THE REQUEST: Each line should be copied exactly.

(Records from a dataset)

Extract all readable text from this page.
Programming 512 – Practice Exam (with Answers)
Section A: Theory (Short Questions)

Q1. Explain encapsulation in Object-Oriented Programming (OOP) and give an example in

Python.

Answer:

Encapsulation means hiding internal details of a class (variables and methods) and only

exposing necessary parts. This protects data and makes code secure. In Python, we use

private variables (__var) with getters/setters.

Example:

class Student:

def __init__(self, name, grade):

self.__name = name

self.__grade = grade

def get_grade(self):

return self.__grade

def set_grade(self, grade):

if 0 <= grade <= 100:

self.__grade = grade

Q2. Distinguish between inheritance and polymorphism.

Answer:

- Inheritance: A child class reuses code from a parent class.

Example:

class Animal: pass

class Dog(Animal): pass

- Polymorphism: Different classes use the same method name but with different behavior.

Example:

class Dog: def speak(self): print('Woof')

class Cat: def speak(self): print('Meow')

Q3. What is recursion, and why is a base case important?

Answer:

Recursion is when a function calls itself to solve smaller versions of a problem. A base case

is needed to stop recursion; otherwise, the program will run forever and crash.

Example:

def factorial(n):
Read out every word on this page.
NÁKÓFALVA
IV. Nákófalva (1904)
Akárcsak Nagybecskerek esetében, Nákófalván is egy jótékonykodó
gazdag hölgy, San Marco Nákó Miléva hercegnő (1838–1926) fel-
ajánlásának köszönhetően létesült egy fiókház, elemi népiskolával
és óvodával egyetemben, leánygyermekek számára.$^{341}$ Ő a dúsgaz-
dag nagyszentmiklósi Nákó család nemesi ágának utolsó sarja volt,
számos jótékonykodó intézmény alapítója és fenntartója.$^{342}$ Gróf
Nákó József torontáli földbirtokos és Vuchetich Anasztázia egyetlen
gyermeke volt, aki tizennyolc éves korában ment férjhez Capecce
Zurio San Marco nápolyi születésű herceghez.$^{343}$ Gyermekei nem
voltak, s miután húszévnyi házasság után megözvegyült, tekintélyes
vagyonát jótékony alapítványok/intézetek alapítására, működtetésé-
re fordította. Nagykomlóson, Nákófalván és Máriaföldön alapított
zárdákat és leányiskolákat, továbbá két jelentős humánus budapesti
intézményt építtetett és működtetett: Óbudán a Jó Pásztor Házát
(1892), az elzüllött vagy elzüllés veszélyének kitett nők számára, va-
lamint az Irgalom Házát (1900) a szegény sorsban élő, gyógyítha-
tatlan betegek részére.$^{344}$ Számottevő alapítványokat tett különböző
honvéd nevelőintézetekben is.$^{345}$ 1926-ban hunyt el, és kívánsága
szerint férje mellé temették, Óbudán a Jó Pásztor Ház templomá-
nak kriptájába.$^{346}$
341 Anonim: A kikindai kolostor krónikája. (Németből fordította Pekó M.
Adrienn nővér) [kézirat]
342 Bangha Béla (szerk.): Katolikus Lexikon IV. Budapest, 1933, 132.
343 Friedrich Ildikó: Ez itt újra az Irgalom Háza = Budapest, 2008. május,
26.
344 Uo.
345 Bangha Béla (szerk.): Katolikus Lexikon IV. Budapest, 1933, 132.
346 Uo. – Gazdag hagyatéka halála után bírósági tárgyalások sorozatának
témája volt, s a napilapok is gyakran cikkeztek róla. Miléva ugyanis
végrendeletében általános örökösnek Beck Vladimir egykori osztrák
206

TASK SOLUTION:
Extract all readable text from this page.
Programming 512 – Practice Exam (with Answers)
Section A: Theory (Short Questions)

Q1. Explain encapsulation in Object-Oriented Programming (OOP) and give an example in

Python.

Answer:

Encapsulation means hiding internal details of a class (variables and methods) and only

exposing necessary parts. This protects data and makes code secure. In Python, we use

private variables (__var) with getters/setters.

Example:

class Student:

def __init__(self, name, grade):

self.__name = name

self.__grade = grade

def get_grade(self):

return self.__grade

def set_grade(self, grade):

if 0 <= grade <= 100:

self.__grade = grade

Q2. Distinguish between inheritance and polymorphism.

Answer:

- Inheritance: A child class reuses code from a parent class.

Example:

class Animal: pass

class Dog(Animal): pass

- Polymorphism: Different classes use the same method name but with different behavior.

Example:

class Dog: def speak(self): print('Woof')

class Cat: def speak(self): print('Meow')

Q3. What is recursion, and why is a base case important?

Answer:

Recursion is when a function calls itself to solve smaller versions of a problem. A base case

is needed to stop recursion; otherwise, the program will run forever and crash.

Example:

def factorial(n):
Read out every word on this page.
NÁKÓFALVA
IV. Nákófalva (1904)
Akárcsak Nagybecskerek esetében, Nákófalván is egy jótékonykodó
gazdag hölgy, San Marco Nákó Miléva hercegnő (1838–1926) fel-
ajánlásának köszönhetően létesült egy fiókház, elemi népiskolával
és óvodával egyetemben, leánygyermekek számára.$^{341}$ Ő a dúsgaz-
dag nagyszentmiklósi Nákó család nemesi ágának utolsó sarja volt,
számos jótékonykodó intézmény alapítója és fenntartója.$^{342}$ Gróf
Nákó József torontáli földbirtokos és Vuchetich Anasztázia egyetlen
gyermeke volt, aki tizennyolc éves korában ment férjhez Capecce
Zurio San Marco nápolyi születésű herceghez.$^{343}$ Gyermekei nem
voltak, s miután húszévnyi házasság után megözvegyült, tekintélyes
vagyonát jótékony alapítványok/intézetek alapítására, működtetésé-
re fordította. Nagykomlóson, Nákófalván és Máriaföldön alapított
zárdákat és leányiskolákat, továbbá két jelentős humánus budapesti
intézményt építtetett és működtetett: Óbudán a Jó Pásztor Házát
(1892), az elzüllött vagy elzüllés veszélyének kitett nők számára, va-
lamint az Irgalom Házát (1900) a szegény sorsban élő, gyógyítha-
tatlan betegek részére.$^{344}$ Számottevő alapítványokat tett különböző
honvéd nevelőintézetekben is.$^{345}$ 1926-ban hunyt el, és kívánsága
szerint férje mellé temették, Óbudán a Jó Pásztor Ház templomá-
nak kriptájába.$^{346}$
341 Anonim: A kikindai kolostor krónikája. (Németből fordította Pekó M.
Adrienn nővér) [kézirat]
342 Bangha Béla (szerk.): Katolikus Lexikon IV. Budapest, 1933, 132.
343 Friedrich Ildikó: Ez itt újra az Irgalom Háza = Budapest, 2008. május,
26.
344 Uo.
345 Bangha Béla (szerk.): Katolikus Lexikon IV. Budapest, 1933, 132.
346 Uo. – Gazdag hagyatéka halála után bírósági tárgyalások sorozatának
témája volt, s a napilapok is gyakran cikkeztek róla. Miléva ugyanis
végrendeletében általános örökösnek Beck Vladimir egykori osztrák
206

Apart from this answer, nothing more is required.